» **DESCRIPTION OF THE TASK**
Copy every line of the material below word for word.

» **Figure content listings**
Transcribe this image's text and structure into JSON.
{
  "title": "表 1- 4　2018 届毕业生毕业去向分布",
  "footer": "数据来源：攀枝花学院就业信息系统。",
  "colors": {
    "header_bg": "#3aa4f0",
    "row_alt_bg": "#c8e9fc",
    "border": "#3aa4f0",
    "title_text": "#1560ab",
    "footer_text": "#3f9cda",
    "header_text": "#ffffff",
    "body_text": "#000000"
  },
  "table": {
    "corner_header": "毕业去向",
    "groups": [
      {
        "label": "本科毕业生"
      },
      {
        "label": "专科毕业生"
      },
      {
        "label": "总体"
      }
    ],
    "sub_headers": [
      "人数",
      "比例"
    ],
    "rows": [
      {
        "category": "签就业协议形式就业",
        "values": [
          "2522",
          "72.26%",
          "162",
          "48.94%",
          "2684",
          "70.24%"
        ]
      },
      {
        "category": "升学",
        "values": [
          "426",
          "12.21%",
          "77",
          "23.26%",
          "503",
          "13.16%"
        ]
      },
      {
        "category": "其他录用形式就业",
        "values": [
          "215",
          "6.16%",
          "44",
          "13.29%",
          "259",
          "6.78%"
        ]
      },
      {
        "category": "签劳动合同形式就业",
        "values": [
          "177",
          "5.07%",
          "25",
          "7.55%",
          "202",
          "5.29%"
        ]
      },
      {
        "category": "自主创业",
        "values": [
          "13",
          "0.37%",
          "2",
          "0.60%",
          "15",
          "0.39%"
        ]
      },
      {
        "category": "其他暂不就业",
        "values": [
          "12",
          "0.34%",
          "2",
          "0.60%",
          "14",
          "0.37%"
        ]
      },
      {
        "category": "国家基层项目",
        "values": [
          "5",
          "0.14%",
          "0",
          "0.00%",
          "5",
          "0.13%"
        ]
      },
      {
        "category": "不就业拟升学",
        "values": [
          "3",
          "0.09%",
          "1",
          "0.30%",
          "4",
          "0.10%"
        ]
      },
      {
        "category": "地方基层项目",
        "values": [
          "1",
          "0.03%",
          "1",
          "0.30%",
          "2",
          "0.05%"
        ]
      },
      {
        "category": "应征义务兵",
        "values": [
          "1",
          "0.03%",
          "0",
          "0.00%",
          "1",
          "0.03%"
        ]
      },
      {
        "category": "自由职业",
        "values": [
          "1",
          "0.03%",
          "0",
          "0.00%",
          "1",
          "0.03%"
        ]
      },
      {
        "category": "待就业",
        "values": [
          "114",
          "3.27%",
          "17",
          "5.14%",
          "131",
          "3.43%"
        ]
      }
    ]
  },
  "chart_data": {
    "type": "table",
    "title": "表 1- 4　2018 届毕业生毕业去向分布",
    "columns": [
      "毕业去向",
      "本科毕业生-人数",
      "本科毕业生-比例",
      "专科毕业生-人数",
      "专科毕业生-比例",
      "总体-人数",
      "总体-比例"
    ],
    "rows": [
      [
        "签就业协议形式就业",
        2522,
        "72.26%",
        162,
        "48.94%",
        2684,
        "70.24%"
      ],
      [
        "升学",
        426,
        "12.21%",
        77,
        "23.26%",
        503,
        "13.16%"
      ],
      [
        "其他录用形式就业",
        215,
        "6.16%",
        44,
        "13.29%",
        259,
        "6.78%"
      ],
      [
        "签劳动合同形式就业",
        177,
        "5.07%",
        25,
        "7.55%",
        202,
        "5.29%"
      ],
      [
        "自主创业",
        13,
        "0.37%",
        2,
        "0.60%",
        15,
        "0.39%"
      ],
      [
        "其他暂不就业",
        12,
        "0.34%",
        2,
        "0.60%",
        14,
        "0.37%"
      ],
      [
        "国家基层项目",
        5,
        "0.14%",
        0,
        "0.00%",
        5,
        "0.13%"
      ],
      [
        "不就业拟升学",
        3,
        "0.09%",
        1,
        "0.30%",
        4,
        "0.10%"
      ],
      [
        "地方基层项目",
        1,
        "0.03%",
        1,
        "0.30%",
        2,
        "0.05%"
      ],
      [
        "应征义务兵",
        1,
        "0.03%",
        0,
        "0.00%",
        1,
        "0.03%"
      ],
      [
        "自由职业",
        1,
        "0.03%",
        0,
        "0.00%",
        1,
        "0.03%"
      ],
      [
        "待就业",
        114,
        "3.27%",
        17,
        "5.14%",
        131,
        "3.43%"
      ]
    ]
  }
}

» **ANSWER TO THE TASK**
Transcribe this image's text and structure into JSON.
{
  "title": "表 1- 4　2018 届毕业生毕业去向分布",
  "footer": "数据来源：攀枝花学院就业信息系统。",
  "colors": {
    "header_bg": "#3aa4f0",
    "row_alt_bg": "#c8e9fc",
    "border": "#3aa4f0",
    "title_text": "#1560ab",
    "footer_text": "#3f9cda",
    "header_text": "#ffffff",
    "body_text": "#000000"
  },
  "table": {
    "corner_header": "毕业去向",
    "groups": [
      {
        "label": "本科毕业生"
      },
      {
        "label": "专科毕业生"
      },
      {
        "label": "总体"
      }
    ],
    "sub_headers": [
      "人数",
      "比例"
    ],
    "rows": [
      {
        "category": "签就业协议形式就业",
        "values": [
          "2522",
          "72.26%",
          "162",
          "48.94%",
          "2684",
          "70.24%"
        ]
      },
      {
        "category": "升学",
        "values": [
          "426",
          "12.21%",
          "77",
          "23.26%",
          "503",
          "13.16%"
        ]
      },
      {
        "category": "其他录用形式就业",
        "values": [
          "215",
          "6.16%",
          "44",
          "13.29%",
          "259",
          "6.78%"
        ]
      },
      {
        "category": "签劳动合同形式就业",
        "values": [
          "177",
          "5.07%",
          "25",
          "7.55%",
          "202",
          "5.29%"
        ]
      },
      {
        "category": "自主创业",
        "values": [
          "13",
          "0.37%",
          "2",
          "0.60%",
          "15",
          "0.39%"
        ]
      },
      {
        "category": "其他暂不就业",
        "values": [
          "12",
          "0.34%",
          "2",
          "0.60%",
          "14",
          "0.37%"
        ]
      },
      {
        "category": "国家基层项目",
        "values": [
          "5",
          "0.14%",
          "0",
          "0.00%",
          "5",
          "0.13%"
        ]
      },
      {
        "category": "不就业拟升学",
        "values": [
          "3",
          "0.09%",
          "1",
          "0.30%",
          "4",
          "0.10%"
        ]
      },
      {
        "category": "地方基层项目",
        "values": [
          "1",
          "0.03%",
          "1",
          "0.30%",
          "2",
          "0.05%"
        ]
      },
      {
        "category": "应征义务兵",
        "values": [
          "1",
          "0.03%",
          "0",
          "0.00%",
          "1",
          "0.03%"
        ]
      },
      {
        "category": "自由职业",
        "values": [
          "1",
          "0.03%",
          "0",
          "0.00%",
          "1",
          "0.03%"
        ]
      },
      {
        "category": "待就业",
        "values": [
          "114",
          "3.27%",
          "17",
          "5.14%",
          "131",
          "3.43%"
        ]
      }
    ]
  },
  "chart_data": {
    "type": "table",
    "title": "表 1- 4　2018 届毕业生毕业去向分布",
    "columns": [
      "毕业去向",
      "本科毕业生-人数",
      "本科毕业生-比例",
      "专科毕业生-人数",
      "专科毕业生-比例",
      "总体-人数",
      "总体-比例"
    ],
    "rows": [
      [
        "签就业协议形式就业",
        2522,
        "72.26%",
        162,
        "48.94%",
        2684,
        "70.24%"
      ],
      [
        "升学",
        426,
        "12.21%",
        77,
        "23.26%",
        503,
        "13.16%"
      ],
      [
        "其他录用形式就业",
        215,
        "6.16%",
        44,
        "13.29%",
        259,
        "6.78%"
      ],
      [
        "签劳动合同形式就业",
        177,
        "5.07%",
        25,
        "7.55%",
        202,
        "5.29%"
      ],
      [
        "自主创业",
        13,
        "0.37%",
        2,
        "0.60%",
        15,
        "0.39%"
      ],
      [
        "其他暂不就业",
        12,
        "0.34%",
        2,
        "0.60%",
        14,
        "0.37%"
      ],
      [
        "国家基层项目",
        5,
        "0.14%",
        0,
        "0.00%",
        5,
        "0.13%"
      ],
      [
        "不就业拟升学",
        3,
        "0.09%",
        1,
        "0.30%",
        4,
        "0.10%"
      ],
      [
        "地方基层项目",
        1,
        "0.03%",
        1,
        "0.30%",
        2,
        "0.05%"
      ],
      [
        "应征义务兵",
        1,
        "0.03%",
        0,
        "0.00%",
        1,
        "0.03%"
      ],
      [
        "自由职业",
        1,
        "0.03%",
        0,
        "0.00%",
        1,
        "0.03%"
      ],
      [
        "待就业",
        114,
        "3.27%",
        17,
        "5.14%",
        131,
        "3.43%"
      ]
    ]
  }
}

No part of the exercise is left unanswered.